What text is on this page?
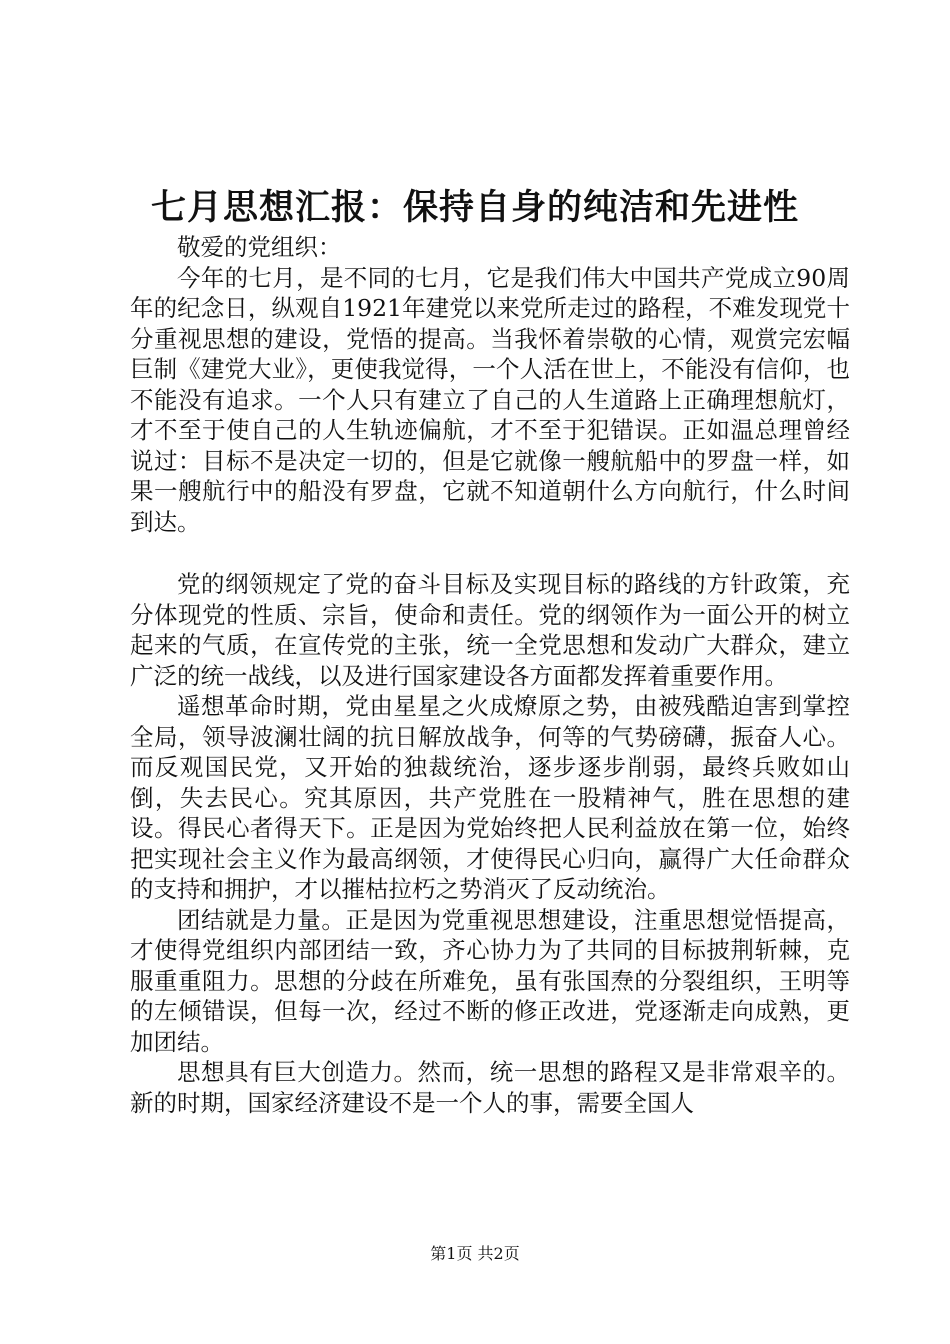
七月思想汇报：保持自身的纯洁和先进性

敬爱的党组织：

今年的七月，是不同的七月，它是我们伟大中国共产党成立90周年的纪念日，纵观自1921年建党以来党所走过的路程，不难发现党十分重视思想的建设，党悟的提高。当我怀着崇敬的心情，观赏完宏幅巨制《建党大业》，更使我觉得，一个人活在世上，不能没有信仰，也不能没有追求。一个人只有建立了自己的人生道路上正确理想航灯，才不至于使自己的人生轨迹偏航，才不至于犯错误。正如温总理曾经说过：目标不是决定一切的，但是它就像一艘航船中的罗盘一样，如果一艘航行中的船没有罗盘，它就不知道朝什么方向航行，什么时间到达。

党的纲领规定了党的奋斗目标及实现目标的路线的方针政策，充分体现党的性质、宗旨，使命和责任。党的纲领作为一面公开的树立起来的气质，在宣传党的主张，统一全党思想和发动广大群众，建立广泛的统一战线，以及进行国家建设各方面都发挥着重要作用。

遥想革命时期，党由星星之火成燎原之势，由被残酷迫害到掌控全局，领导波澜壮阔的抗日解放战争，何等的气势磅礴，振奋人心。而反观国民党，又开始的独裁统治，逐步逐步削弱，最终兵败如山倒，失去民心。究其原因，共产党胜在一股精神气，胜在思想的建设。得民心者得天下。正是因为党始终把人民利益放在第一位，始终把实现社会主义作为最高纲领，才使得民心归向，赢得广大任命群众的支持和拥护，才以摧枯拉朽之势消灭了反动统治。

团结就是力量。正是因为党重视思想建设，注重思想觉悟提高，才使得党组织内部团结一致，齐心协力为了共同的目标披荆斩棘，克服重重阻力。思想的分歧在所难免，虽有张国焘的分裂组织，王明等的左倾错误，但每一次，经过不断的修正改进，党逐渐走向成熟，更加团结。

思想具有巨大创造力。然而，统一思想的路程又是非常艰辛的。新的时期，国家经济建设不是一个人的事，需要全国人

第1页 共2页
━━━━
Omit the pictures and output all of the other material exactly.

What text is on this page?
七月思想汇报：保持自身的纯洁和先进性

敬爱的党组织：

今年的七月，是不同的七月，它是我们伟大中国共产党成立90周年的纪念日，纵观自1921年建党以来党所走过的路程，不难发现党十分重视思想的建设，党悟的提高。当我怀着崇敬的心情，观赏完宏幅巨制《建党大业》，更使我觉得，一个人活在世上，不能没有信仰，也不能没有追求。一个人只有建立了自己的人生道路上正确理想航灯，才不至于使自己的人生轨迹偏航，才不至于犯错误。正如温总理曾经说过：目标不是决定一切的，但是它就像一艘航船中的罗盘一样，如果一艘航行中的船没有罗盘，它就不知道朝什么方向航行，什么时间到达。

党的纲领规定了党的奋斗目标及实现目标的路线的方针政策，充分体现党的性质、宗旨，使命和责任。党的纲领作为一面公开的树立起来的气质，在宣传党的主张，统一全党思想和发动广大群众，建立广泛的统一战线，以及进行国家建设各方面都发挥着重要作用。

遥想革命时期，党由星星之火成燎原之势，由被残酷迫害到掌控全局，领导波澜壮阔的抗日解放战争，何等的气势磅礴，振奋人心。而反观国民党，又开始的独裁统治，逐步逐步削弱，最终兵败如山倒，失去民心。究其原因，共产党胜在一股精神气，胜在思想的建设。得民心者得天下。正是因为党始终把人民利益放在第一位，始终把实现社会主义作为最高纲领，才使得民心归向，赢得广大任命群众的支持和拥护，才以摧枯拉朽之势消灭了反动统治。

团结就是力量。正是因为党重视思想建设，注重思想觉悟提高，才使得党组织内部团结一致，齐心协力为了共同的目标披荆斩棘，克服重重阻力。思想的分歧在所难免，虽有张国焘的分裂组织，王明等的左倾错误，但每一次，经过不断的修正改进，党逐渐走向成熟，更加团结。

思想具有巨大创造力。然而，统一思想的路程又是非常艰辛的。新的时期，国家经济建设不是一个人的事，需要全国人

第1页 共2页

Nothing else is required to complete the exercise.